== Stored data entries ==
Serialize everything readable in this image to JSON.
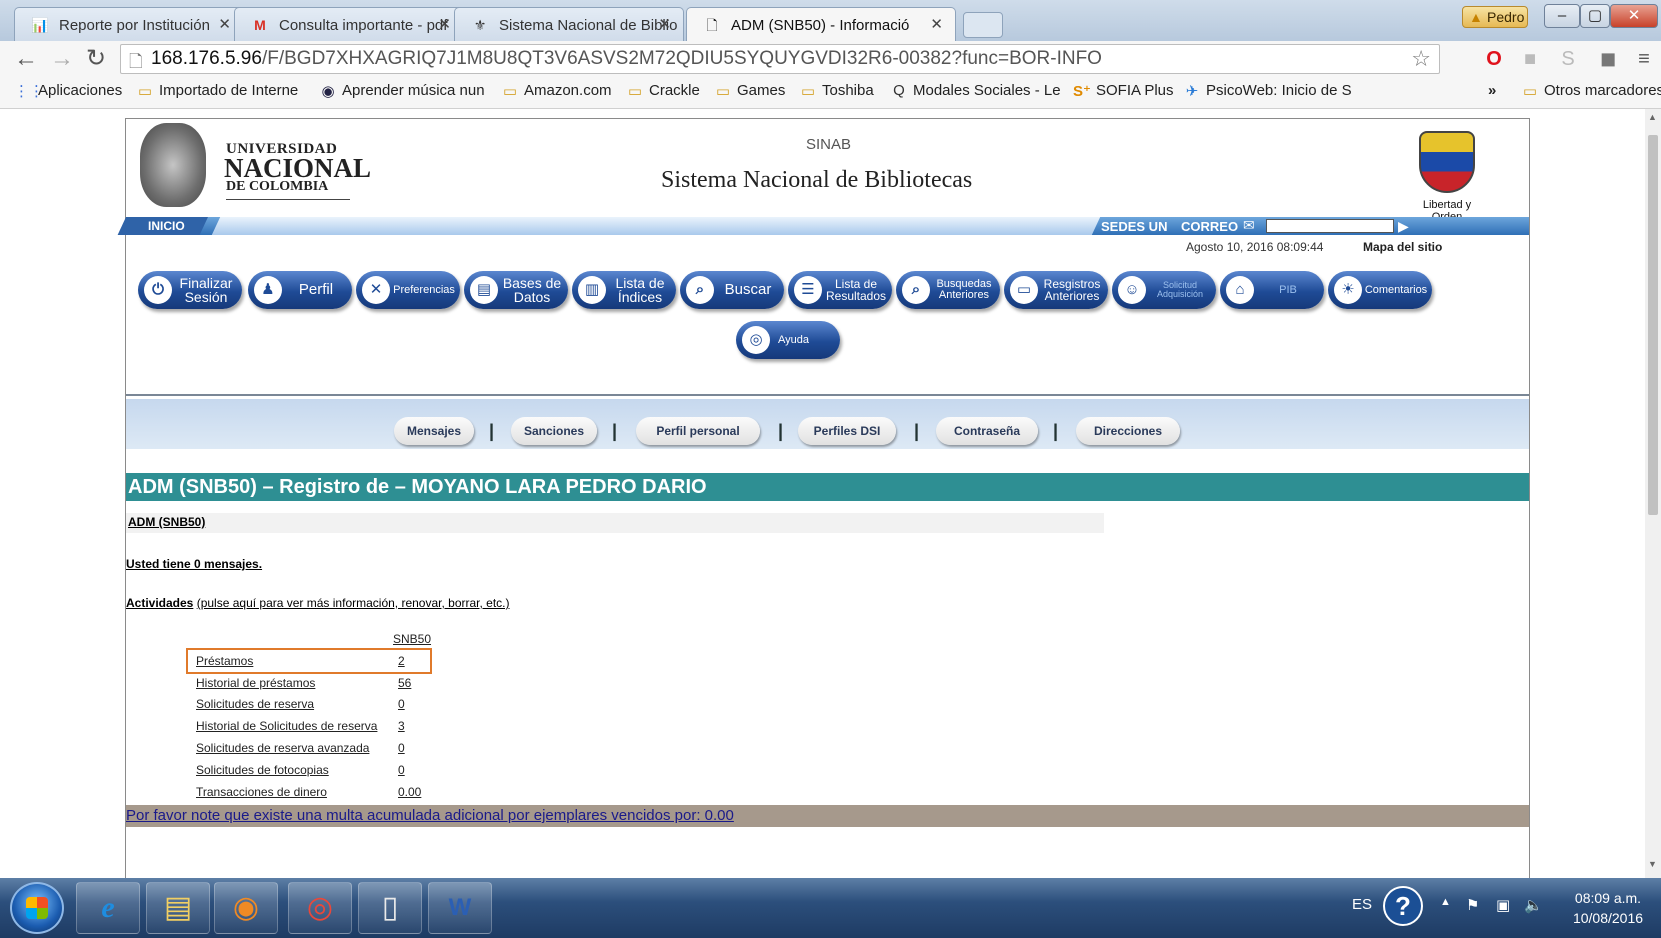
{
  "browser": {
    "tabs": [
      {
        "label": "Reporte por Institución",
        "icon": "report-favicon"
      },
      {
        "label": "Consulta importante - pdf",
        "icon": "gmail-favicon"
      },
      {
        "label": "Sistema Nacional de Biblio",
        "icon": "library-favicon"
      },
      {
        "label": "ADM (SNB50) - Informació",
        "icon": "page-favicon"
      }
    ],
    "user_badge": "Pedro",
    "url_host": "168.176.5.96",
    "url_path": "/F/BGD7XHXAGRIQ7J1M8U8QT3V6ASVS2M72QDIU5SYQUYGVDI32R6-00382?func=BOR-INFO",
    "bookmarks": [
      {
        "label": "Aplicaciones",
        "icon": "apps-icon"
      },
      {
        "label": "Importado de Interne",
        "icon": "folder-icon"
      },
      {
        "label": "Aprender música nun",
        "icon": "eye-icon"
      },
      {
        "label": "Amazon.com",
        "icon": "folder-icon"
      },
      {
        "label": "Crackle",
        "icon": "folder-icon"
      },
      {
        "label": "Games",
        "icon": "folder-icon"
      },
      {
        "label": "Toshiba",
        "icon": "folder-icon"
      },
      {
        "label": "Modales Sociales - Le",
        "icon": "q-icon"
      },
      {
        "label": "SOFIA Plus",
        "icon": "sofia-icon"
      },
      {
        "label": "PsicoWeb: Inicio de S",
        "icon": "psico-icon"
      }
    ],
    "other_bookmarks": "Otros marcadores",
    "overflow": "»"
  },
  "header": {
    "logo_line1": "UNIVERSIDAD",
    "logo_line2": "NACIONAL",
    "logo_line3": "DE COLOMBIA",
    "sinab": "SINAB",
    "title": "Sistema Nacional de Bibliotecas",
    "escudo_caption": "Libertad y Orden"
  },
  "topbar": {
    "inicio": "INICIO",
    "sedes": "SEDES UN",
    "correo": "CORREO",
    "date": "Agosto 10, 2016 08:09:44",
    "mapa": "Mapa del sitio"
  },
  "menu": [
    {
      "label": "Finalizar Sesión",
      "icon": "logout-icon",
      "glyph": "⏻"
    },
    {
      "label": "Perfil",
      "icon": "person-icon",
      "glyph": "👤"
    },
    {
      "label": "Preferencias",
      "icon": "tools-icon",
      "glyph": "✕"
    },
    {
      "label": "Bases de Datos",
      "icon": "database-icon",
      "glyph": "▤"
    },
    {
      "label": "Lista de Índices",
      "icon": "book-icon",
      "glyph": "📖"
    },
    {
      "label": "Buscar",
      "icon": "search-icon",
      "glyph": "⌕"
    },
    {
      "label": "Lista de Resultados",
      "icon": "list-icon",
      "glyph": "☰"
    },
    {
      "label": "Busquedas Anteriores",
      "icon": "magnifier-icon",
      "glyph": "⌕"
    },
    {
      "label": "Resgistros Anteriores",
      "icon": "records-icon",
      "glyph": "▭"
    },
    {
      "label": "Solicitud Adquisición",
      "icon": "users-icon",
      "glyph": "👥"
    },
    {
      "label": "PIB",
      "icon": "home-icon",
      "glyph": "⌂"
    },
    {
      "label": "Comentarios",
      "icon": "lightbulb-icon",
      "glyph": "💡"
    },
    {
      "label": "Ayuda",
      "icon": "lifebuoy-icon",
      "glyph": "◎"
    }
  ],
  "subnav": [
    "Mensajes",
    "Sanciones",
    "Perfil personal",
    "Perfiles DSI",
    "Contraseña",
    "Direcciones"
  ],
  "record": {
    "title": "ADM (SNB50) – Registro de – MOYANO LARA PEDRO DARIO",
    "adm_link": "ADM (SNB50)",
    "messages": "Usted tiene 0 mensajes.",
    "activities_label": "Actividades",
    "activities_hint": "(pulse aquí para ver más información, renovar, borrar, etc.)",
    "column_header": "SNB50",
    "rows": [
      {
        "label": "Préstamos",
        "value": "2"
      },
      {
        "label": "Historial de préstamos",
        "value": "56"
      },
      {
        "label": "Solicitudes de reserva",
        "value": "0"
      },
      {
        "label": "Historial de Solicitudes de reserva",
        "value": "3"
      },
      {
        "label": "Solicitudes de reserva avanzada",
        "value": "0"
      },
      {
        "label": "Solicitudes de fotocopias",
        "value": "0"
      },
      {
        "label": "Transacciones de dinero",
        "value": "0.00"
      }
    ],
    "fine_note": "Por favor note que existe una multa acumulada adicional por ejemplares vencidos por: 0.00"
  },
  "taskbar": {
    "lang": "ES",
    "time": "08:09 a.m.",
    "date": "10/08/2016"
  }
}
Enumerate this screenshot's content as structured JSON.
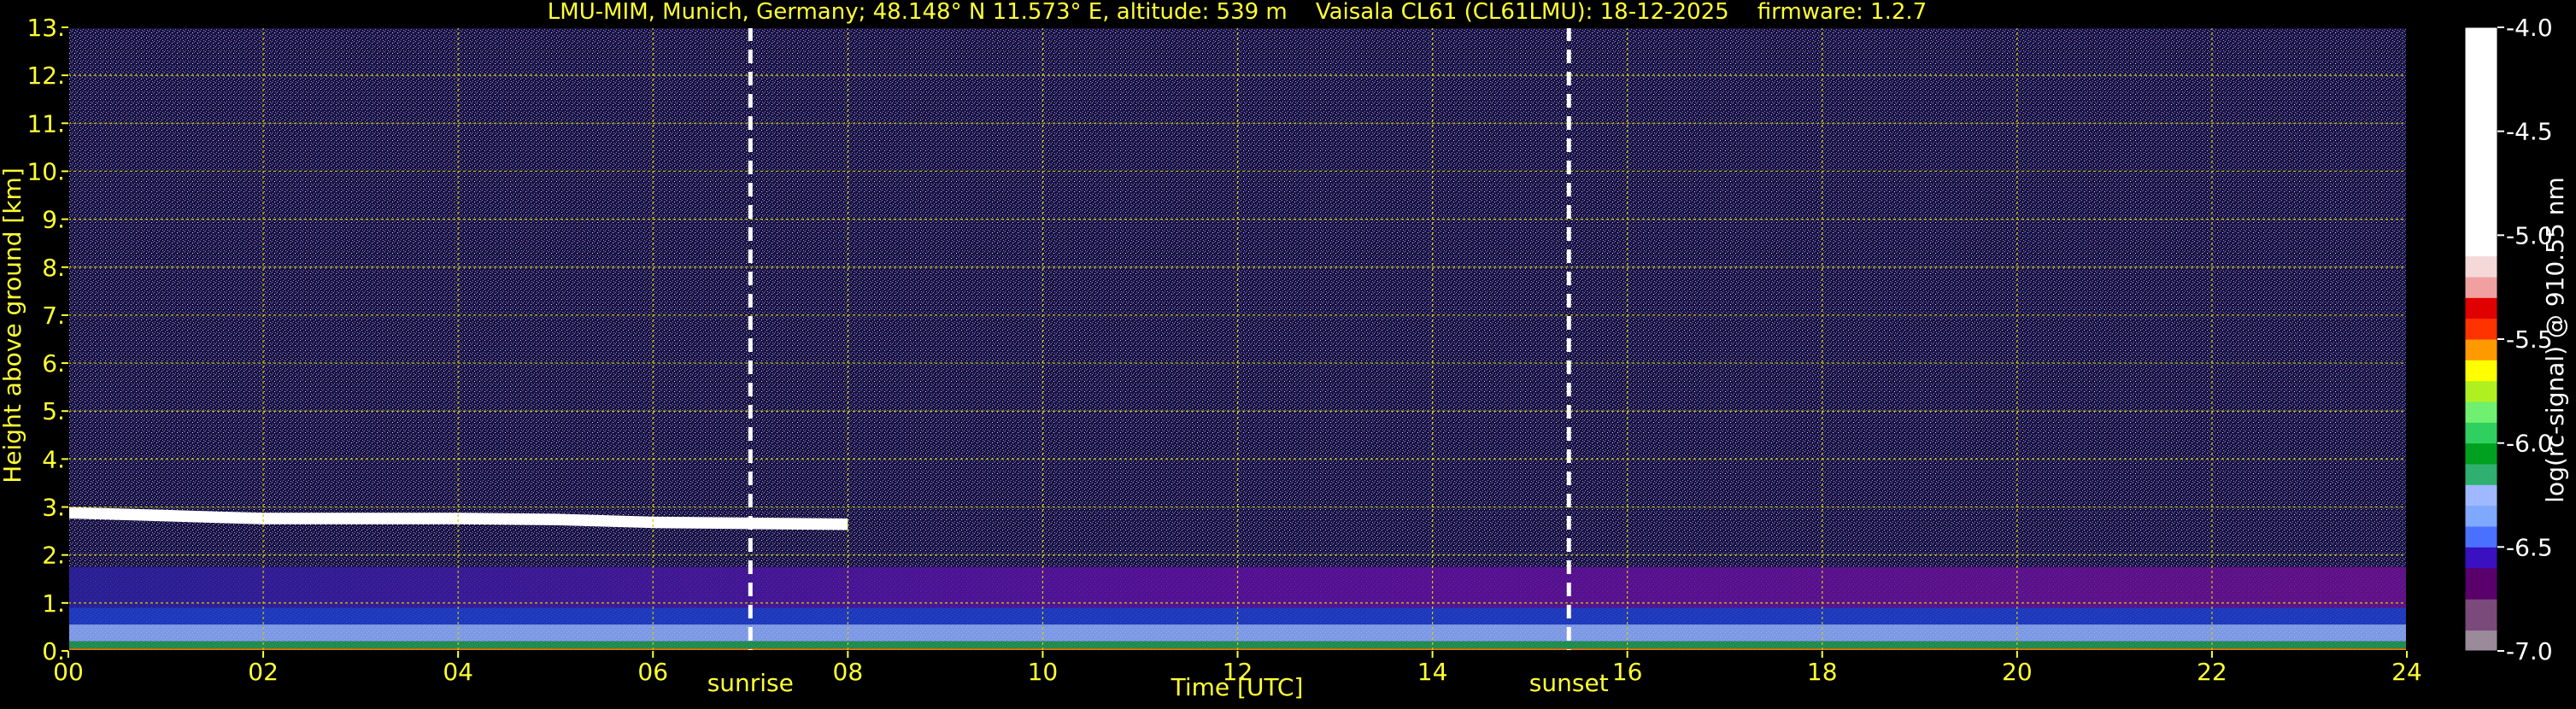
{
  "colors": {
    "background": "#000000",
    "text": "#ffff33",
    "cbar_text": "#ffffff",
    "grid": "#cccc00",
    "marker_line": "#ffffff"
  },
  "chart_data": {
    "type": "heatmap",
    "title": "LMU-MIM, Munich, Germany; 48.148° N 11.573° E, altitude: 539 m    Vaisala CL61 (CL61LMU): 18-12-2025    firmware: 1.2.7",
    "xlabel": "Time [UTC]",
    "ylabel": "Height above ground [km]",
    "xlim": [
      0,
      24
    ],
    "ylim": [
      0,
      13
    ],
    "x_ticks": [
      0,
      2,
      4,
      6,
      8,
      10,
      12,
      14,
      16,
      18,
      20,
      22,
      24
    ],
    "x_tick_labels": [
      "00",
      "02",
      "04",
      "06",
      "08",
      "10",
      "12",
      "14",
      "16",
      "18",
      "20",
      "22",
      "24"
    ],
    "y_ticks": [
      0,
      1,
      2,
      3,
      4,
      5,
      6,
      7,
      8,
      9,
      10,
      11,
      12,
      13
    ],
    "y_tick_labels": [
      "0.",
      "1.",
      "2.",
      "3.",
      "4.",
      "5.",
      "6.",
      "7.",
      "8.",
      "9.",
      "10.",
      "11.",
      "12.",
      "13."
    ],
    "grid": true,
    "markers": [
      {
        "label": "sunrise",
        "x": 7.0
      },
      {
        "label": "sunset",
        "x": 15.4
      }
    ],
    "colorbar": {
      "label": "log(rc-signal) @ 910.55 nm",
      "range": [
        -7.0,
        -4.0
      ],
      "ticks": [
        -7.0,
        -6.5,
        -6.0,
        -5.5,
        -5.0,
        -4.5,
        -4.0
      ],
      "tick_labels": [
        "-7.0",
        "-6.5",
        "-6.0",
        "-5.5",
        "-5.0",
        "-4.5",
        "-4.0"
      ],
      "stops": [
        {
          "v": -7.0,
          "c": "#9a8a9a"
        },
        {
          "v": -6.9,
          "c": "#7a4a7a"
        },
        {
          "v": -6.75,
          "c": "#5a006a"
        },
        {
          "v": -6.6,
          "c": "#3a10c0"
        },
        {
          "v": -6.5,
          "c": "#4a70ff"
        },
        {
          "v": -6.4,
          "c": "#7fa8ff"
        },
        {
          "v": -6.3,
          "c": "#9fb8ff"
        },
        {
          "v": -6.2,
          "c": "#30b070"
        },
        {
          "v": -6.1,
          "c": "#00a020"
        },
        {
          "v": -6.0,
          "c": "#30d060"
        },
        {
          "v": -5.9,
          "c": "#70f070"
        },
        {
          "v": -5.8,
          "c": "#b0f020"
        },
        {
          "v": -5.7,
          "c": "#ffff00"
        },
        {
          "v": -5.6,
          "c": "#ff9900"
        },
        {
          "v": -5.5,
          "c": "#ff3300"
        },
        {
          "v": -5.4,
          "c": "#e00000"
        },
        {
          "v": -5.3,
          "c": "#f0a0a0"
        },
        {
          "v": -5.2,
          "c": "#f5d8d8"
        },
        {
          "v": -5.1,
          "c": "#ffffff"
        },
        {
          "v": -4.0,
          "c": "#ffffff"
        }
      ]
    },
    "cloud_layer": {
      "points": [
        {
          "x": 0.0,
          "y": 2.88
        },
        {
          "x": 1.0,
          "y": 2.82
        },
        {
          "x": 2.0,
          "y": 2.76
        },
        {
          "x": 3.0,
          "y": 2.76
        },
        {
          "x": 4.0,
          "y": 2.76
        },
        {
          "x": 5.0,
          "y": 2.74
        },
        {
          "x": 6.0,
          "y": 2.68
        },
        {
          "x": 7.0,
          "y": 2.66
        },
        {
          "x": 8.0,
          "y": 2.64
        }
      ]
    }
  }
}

== What is being asked ==
Check each line above for "Sistema" and return the ones that have it.

== Exercise result ==
        "label": "Sistema Nacional de Biblio",
    "title": "Sistema Nacional de Bibliotecas",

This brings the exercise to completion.